RECORDS FOR THIS TASK |

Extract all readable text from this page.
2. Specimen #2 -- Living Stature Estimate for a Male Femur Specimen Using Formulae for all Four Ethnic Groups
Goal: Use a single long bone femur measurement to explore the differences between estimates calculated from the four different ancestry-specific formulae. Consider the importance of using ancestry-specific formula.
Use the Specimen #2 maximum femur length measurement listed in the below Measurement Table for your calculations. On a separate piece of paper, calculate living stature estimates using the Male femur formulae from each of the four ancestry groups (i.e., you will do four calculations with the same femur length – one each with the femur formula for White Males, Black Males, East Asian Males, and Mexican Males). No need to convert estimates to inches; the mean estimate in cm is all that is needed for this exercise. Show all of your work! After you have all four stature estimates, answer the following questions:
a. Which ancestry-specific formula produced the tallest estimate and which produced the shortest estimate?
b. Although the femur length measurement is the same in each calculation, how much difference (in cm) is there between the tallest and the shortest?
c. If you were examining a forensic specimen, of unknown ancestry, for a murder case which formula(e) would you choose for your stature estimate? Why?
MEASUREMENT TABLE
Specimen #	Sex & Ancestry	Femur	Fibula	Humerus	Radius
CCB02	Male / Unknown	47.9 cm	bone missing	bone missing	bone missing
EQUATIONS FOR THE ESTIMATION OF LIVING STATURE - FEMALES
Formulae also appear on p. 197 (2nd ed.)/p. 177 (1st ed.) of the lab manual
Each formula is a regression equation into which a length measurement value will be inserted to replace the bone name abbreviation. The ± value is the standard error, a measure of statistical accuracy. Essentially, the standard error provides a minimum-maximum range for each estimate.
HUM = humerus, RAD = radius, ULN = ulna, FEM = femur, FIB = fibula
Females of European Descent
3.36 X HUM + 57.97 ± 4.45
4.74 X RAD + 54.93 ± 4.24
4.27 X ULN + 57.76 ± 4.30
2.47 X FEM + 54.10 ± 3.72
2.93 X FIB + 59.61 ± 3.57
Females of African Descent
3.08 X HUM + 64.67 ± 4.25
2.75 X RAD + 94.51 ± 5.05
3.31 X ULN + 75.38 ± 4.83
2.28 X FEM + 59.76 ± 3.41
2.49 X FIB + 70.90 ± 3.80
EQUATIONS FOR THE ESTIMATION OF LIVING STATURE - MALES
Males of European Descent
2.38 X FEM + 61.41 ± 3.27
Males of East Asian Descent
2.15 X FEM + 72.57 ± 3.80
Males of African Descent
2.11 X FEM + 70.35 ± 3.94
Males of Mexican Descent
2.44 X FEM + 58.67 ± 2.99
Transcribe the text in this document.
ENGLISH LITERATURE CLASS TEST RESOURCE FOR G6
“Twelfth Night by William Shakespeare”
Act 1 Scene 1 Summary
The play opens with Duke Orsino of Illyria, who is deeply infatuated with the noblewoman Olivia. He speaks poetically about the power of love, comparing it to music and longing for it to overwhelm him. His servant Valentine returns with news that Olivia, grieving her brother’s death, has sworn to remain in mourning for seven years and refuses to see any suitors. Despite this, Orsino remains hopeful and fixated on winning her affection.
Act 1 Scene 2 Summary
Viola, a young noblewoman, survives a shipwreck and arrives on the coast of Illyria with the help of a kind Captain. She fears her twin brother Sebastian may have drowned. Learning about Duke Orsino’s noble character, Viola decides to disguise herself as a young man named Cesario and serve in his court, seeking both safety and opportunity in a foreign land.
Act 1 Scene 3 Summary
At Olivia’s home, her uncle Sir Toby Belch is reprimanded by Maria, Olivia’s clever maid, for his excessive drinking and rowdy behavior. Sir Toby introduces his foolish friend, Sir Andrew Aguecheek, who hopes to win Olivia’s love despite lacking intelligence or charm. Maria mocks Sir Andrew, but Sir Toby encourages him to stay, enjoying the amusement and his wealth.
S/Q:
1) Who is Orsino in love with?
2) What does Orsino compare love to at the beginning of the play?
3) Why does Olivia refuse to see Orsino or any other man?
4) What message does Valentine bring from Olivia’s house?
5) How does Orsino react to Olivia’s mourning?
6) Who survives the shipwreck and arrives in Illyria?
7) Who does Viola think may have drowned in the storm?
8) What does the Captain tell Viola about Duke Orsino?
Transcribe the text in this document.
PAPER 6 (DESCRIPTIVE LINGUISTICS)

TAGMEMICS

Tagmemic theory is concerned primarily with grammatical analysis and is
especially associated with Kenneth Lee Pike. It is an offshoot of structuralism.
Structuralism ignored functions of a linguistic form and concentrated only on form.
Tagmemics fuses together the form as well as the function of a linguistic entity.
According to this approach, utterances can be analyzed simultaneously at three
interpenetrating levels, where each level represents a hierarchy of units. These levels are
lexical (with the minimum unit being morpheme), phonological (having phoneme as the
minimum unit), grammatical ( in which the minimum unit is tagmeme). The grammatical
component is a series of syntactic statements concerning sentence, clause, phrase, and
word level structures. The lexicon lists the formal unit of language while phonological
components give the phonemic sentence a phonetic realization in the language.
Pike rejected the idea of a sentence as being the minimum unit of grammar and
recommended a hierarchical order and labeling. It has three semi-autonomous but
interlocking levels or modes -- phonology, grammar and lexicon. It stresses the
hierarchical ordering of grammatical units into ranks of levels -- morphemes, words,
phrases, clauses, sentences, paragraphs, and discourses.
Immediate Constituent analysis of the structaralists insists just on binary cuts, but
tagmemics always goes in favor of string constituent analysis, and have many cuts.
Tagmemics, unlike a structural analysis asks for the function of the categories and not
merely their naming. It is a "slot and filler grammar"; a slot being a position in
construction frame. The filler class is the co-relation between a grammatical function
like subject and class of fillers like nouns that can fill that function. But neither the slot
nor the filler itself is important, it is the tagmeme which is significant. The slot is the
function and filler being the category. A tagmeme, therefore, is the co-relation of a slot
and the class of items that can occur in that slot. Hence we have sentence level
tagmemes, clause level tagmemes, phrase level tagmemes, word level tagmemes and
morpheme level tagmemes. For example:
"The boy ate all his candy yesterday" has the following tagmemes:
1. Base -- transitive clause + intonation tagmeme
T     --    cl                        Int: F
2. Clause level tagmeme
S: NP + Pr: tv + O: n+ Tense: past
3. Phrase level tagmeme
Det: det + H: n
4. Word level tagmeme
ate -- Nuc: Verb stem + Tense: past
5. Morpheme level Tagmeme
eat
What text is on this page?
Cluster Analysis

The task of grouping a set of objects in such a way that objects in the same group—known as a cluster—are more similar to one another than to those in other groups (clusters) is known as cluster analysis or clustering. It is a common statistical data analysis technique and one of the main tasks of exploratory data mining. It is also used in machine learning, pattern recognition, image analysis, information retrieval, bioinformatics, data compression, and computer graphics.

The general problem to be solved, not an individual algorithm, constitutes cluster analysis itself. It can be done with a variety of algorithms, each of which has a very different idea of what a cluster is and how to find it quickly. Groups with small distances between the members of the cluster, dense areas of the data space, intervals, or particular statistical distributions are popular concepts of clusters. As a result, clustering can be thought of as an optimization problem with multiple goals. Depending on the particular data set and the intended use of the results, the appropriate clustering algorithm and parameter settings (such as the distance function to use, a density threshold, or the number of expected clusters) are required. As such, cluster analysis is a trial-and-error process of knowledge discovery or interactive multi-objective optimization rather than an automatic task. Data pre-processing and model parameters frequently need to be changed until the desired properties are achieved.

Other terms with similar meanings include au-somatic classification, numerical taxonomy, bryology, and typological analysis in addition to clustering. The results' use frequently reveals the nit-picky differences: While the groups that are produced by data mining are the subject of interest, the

WHAT YOU NEED TO DO | Provide all the records again, word for word.

SOLUTION FOR THIS PROBLEM |
Extract all readable text from this page.
2. Specimen #2 -- Living Stature Estimate for a Male Femur Specimen Using Formulae for all Four Ethnic Groups
Goal: Use a single long bone femur measurement to explore the differences between estimates calculated from the four different ancestry-specific formulae. Consider the importance of using ancestry-specific formula.
Use the Specimen #2 maximum femur length measurement listed in the below Measurement Table for your calculations. On a separate piece of paper, calculate living stature estimates using the Male femur formulae from each of the four ancestry groups (i.e., you will do four calculations with the same femur length – one each with the femur formula for White Males, Black Males, East Asian Males, and Mexican Males). No need to convert estimates to inches; the mean estimate in cm is all that is needed for this exercise. Show all of your work! After you have all four stature estimates, answer the following questions:
a. Which ancestry-specific formula produced the tallest estimate and which produced the shortest estimate?
b. Although the femur length measurement is the same in each calculation, how much difference (in cm) is there between the tallest and the shortest?
c. If you were examining a forensic specimen, of unknown ancestry, for a murder case which formula(e) would you choose for your stature estimate? Why?
MEASUREMENT TABLE
Specimen #	Sex & Ancestry	Femur	Fibula	Humerus	Radius
CCB02	Male / Unknown	47.9 cm	bone missing	bone missing	bone missing
EQUATIONS FOR THE ESTIMATION OF LIVING STATURE - FEMALES
Formulae also appear on p. 197 (2nd ed.)/p. 177 (1st ed.) of the lab manual
Each formula is a regression equation into which a length measurement value will be inserted to replace the bone name abbreviation. The ± value is the standard error, a measure of statistical accuracy. Essentially, the standard error provides a minimum-maximum range for each estimate.
HUM = humerus, RAD = radius, ULN = ulna, FEM = femur, FIB = fibula
Females of European Descent
3.36 X HUM + 57.97 ± 4.45
4.74 X RAD + 54.93 ± 4.24
4.27 X ULN + 57.76 ± 4.30
2.47 X FEM + 54.10 ± 3.72
2.93 X FIB + 59.61 ± 3.57
Females of African Descent
3.08 X HUM + 64.67 ± 4.25
2.75 X RAD + 94.51 ± 5.05
3.31 X ULN + 75.38 ± 4.83
2.28 X FEM + 59.76 ± 3.41
2.49 X FIB + 70.90 ± 3.80
EQUATIONS FOR THE ESTIMATION OF LIVING STATURE - MALES
Males of European Descent
2.38 X FEM + 61.41 ± 3.27
Males of East Asian Descent
2.15 X FEM + 72.57 ± 3.80
Males of African Descent
2.11 X FEM + 70.35 ± 3.94
Males of Mexican Descent
2.44 X FEM + 58.67 ± 2.99
Transcribe the text in this document.
ENGLISH LITERATURE CLASS TEST RESOURCE FOR G6
“Twelfth Night by William Shakespeare”
Act 1 Scene 1 Summary
The play opens with Duke Orsino of Illyria, who is deeply infatuated with the noblewoman Olivia. He speaks poetically about the power of love, comparing it to music and longing for it to overwhelm him. His servant Valentine returns with news that Olivia, grieving her brother’s death, has sworn to remain in mourning for seven years and refuses to see any suitors. Despite this, Orsino remains hopeful and fixated on winning her affection.
Act 1 Scene 2 Summary
Viola, a young noblewoman, survives a shipwreck and arrives on the coast of Illyria with the help of a kind Captain. She fears her twin brother Sebastian may have drowned. Learning about Duke Orsino’s noble character, Viola decides to disguise herself as a young man named Cesario and serve in his court, seeking both safety and opportunity in a foreign land.
Act 1 Scene 3 Summary
At Olivia’s home, her uncle Sir Toby Belch is reprimanded by Maria, Olivia’s clever maid, for his excessive drinking and rowdy behavior. Sir Toby introduces his foolish friend, Sir Andrew Aguecheek, who hopes to win Olivia’s love despite lacking intelligence or charm. Maria mocks Sir Andrew, but Sir Toby encourages him to stay, enjoying the amusement and his wealth.
S/Q:
1) Who is Orsino in love with?
2) What does Orsino compare love to at the beginning of the play?
3) Why does Olivia refuse to see Orsino or any other man?
4) What message does Valentine bring from Olivia’s house?
5) How does Orsino react to Olivia’s mourning?
6) Who survives the shipwreck and arrives in Illyria?
7) Who does Viola think may have drowned in the storm?
8) What does the Captain tell Viola about Duke Orsino?
Transcribe the text in this document.
PAPER 6 (DESCRIPTIVE LINGUISTICS)

TAGMEMICS

Tagmemic theory is concerned primarily with grammatical analysis and is
especially associated with Kenneth Lee Pike. It is an offshoot of structuralism.
Structuralism ignored functions of a linguistic form and concentrated only on form.
Tagmemics fuses together the form as well as the function of a linguistic entity.
According to this approach, utterances can be analyzed simultaneously at three
interpenetrating levels, where each level represents a hierarchy of units. These levels are
lexical (with the minimum unit being morpheme), phonological (having phoneme as the
minimum unit), grammatical ( in which the minimum unit is tagmeme). The grammatical
component is a series of syntactic statements concerning sentence, clause, phrase, and
word level structures. The lexicon lists the formal unit of language while phonological
components give the phonemic sentence a phonetic realization in the language.
Pike rejected the idea of a sentence as being the minimum unit of grammar and
recommended a hierarchical order and labeling. It has three semi-autonomous but
interlocking levels or modes -- phonology, grammar and lexicon. It stresses the
hierarchical ordering of grammatical units into ranks of levels -- morphemes, words,
phrases, clauses, sentences, paragraphs, and discourses.
Immediate Constituent analysis of the structaralists insists just on binary cuts, but
tagmemics always goes in favor of string constituent analysis, and have many cuts.
Tagmemics, unlike a structural analysis asks for the function of the categories and not
merely their naming. It is a "slot and filler grammar"; a slot being a position in
construction frame. The filler class is the co-relation between a grammatical function
like subject and class of fillers like nouns that can fill that function. But neither the slot
nor the filler itself is important, it is the tagmeme which is significant. The slot is the
function and filler being the category. A tagmeme, therefore, is the co-relation of a slot
and the class of items that can occur in that slot. Hence we have sentence level
tagmemes, clause level tagmemes, phrase level tagmemes, word level tagmemes and
morpheme level tagmemes. For example:
"The boy ate all his candy yesterday" has the following tagmemes:
1. Base -- transitive clause + intonation tagmeme
T     --    cl                        Int: F
2. Clause level tagmeme
S: NP + Pr: tv + O: n+ Tense: past
3. Phrase level tagmeme
Det: det + H: n
4. Word level tagmeme
ate -- Nuc: Verb stem + Tense: past
5. Morpheme level Tagmeme
eat
What text is on this page?
Cluster Analysis

The task of grouping a set of objects in such a way that objects in the same group—known as a cluster—are more similar to one another than to those in other groups (clusters) is known as cluster analysis or clustering. It is a common statistical data analysis technique and one of the main tasks of exploratory data mining. It is also used in machine learning, pattern recognition, image analysis, information retrieval, bioinformatics, data compression, and computer graphics.

The general problem to be solved, not an individual algorithm, constitutes cluster analysis itself. It can be done with a variety of algorithms, each of which has a very different idea of what a cluster is and how to find it quickly. Groups with small distances between the members of the cluster, dense areas of the data space, intervals, or particular statistical distributions are popular concepts of clusters. As a result, clustering can be thought of as an optimization problem with multiple goals. Depending on the particular data set and the intended use of the results, the appropriate clustering algorithm and parameter settings (such as the distance function to use, a density threshold, or the number of expected clusters) are required. As such, cluster analysis is a trial-and-error process of knowledge discovery or interactive multi-objective optimization rather than an automatic task. Data pre-processing and model parameters frequently need to be changed until the desired properties are achieved.

Other terms with similar meanings include au-somatic classification, numerical taxonomy, bryology, and typological analysis in addition to clustering. The results' use frequently reveals the nit-picky differences: While the groups that are produced by data mining are the subject of interest, the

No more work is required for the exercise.